-- START --

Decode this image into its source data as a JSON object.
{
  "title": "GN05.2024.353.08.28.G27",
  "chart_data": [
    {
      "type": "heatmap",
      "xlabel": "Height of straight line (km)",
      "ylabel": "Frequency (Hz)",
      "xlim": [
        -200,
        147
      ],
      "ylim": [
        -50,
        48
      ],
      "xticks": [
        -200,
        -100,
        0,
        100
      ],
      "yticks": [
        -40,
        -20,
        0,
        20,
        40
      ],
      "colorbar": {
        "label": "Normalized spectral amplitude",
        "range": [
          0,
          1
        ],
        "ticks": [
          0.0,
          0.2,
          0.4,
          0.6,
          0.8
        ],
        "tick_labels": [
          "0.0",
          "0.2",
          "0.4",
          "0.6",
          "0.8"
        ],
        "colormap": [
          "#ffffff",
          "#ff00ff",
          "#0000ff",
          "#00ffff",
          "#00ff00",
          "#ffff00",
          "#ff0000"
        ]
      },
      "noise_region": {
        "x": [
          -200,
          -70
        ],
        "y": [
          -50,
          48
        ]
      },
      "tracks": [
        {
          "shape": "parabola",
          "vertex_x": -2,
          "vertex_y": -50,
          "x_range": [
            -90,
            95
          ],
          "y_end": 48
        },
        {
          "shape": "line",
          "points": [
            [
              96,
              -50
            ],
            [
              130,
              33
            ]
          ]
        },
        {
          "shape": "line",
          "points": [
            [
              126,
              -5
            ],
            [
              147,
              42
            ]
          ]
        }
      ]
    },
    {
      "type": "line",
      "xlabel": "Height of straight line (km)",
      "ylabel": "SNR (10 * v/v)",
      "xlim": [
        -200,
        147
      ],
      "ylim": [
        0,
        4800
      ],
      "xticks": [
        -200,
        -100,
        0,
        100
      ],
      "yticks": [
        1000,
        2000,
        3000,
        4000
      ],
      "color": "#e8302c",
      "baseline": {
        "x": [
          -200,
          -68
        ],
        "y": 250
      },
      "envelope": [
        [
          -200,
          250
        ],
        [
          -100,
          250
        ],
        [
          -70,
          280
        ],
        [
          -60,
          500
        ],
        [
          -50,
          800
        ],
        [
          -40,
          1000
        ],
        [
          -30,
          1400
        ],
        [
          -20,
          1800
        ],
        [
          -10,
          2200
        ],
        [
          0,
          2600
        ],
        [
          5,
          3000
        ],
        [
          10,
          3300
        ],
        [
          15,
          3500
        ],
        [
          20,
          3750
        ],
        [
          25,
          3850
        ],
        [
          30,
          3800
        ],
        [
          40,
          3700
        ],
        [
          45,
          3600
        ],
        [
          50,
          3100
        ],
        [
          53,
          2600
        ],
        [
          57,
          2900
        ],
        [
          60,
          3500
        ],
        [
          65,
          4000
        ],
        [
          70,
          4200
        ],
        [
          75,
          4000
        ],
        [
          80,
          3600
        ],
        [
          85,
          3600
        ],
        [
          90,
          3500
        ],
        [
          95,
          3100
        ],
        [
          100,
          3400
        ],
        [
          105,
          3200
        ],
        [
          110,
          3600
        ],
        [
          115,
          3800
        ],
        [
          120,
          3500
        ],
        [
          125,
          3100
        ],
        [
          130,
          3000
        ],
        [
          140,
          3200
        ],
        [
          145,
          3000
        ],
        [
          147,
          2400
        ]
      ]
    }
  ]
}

-- END --

■ **WORK TO DO**
Write out the material exactly as given.

■ **WRITTEN ANSWER**
Decode this image into its source data as a JSON object.
{
  "title": "GN05.2024.353.08.28.G27",
  "chart_data": [
    {
      "type": "heatmap",
      "xlabel": "Height of straight line (km)",
      "ylabel": "Frequency (Hz)",
      "xlim": [
        -200,
        147
      ],
      "ylim": [
        -50,
        48
      ],
      "xticks": [
        -200,
        -100,
        0,
        100
      ],
      "yticks": [
        -40,
        -20,
        0,
        20,
        40
      ],
      "colorbar": {
        "label": "Normalized spectral amplitude",
        "range": [
          0,
          1
        ],
        "ticks": [
          0.0,
          0.2,
          0.4,
          0.6,
          0.8
        ],
        "tick_labels": [
          "0.0",
          "0.2",
          "0.4",
          "0.6",
          "0.8"
        ],
        "colormap": [
          "#ffffff",
          "#ff00ff",
          "#0000ff",
          "#00ffff",
          "#00ff00",
          "#ffff00",
          "#ff0000"
        ]
      },
      "noise_region": {
        "x": [
          -200,
          -70
        ],
        "y": [
          -50,
          48
        ]
      },
      "tracks": [
        {
          "shape": "parabola",
          "vertex_x": -2,
          "vertex_y": -50,
          "x_range": [
            -90,
            95
          ],
          "y_end": 48
        },
        {
          "shape": "line",
          "points": [
            [
              96,
              -50
            ],
            [
              130,
              33
            ]
          ]
        },
        {
          "shape": "line",
          "points": [
            [
              126,
              -5
            ],
            [
              147,
              42
            ]
          ]
        }
      ]
    },
    {
      "type": "line",
      "xlabel": "Height of straight line (km)",
      "ylabel": "SNR (10 * v/v)",
      "xlim": [
        -200,
        147
      ],
      "ylim": [
        0,
        4800
      ],
      "xticks": [
        -200,
        -100,
        0,
        100
      ],
      "yticks": [
        1000,
        2000,
        3000,
        4000
      ],
      "color": "#e8302c",
      "baseline": {
        "x": [
          -200,
          -68
        ],
        "y": 250
      },
      "envelope": [
        [
          -200,
          250
        ],
        [
          -100,
          250
        ],
        [
          -70,
          280
        ],
        [
          -60,
          500
        ],
        [
          -50,
          800
        ],
        [
          -40,
          1000
        ],
        [
          -30,
          1400
        ],
        [
          -20,
          1800
        ],
        [
          -10,
          2200
        ],
        [
          0,
          2600
        ],
        [
          5,
          3000
        ],
        [
          10,
          3300
        ],
        [
          15,
          3500
        ],
        [
          20,
          3750
        ],
        [
          25,
          3850
        ],
        [
          30,
          3800
        ],
        [
          40,
          3700
        ],
        [
          45,
          3600
        ],
        [
          50,
          3100
        ],
        [
          53,
          2600
        ],
        [
          57,
          2900
        ],
        [
          60,
          3500
        ],
        [
          65,
          4000
        ],
        [
          70,
          4200
        ],
        [
          75,
          4000
        ],
        [
          80,
          3600
        ],
        [
          85,
          3600
        ],
        [
          90,
          3500
        ],
        [
          95,
          3100
        ],
        [
          100,
          3400
        ],
        [
          105,
          3200
        ],
        [
          110,
          3600
        ],
        [
          115,
          3800
        ],
        [
          120,
          3500
        ],
        [
          125,
          3100
        ],
        [
          130,
          3000
        ],
        [
          140,
          3200
        ],
        [
          145,
          3000
        ],
        [
          147,
          2400
        ]
      ]
    }
  ]
}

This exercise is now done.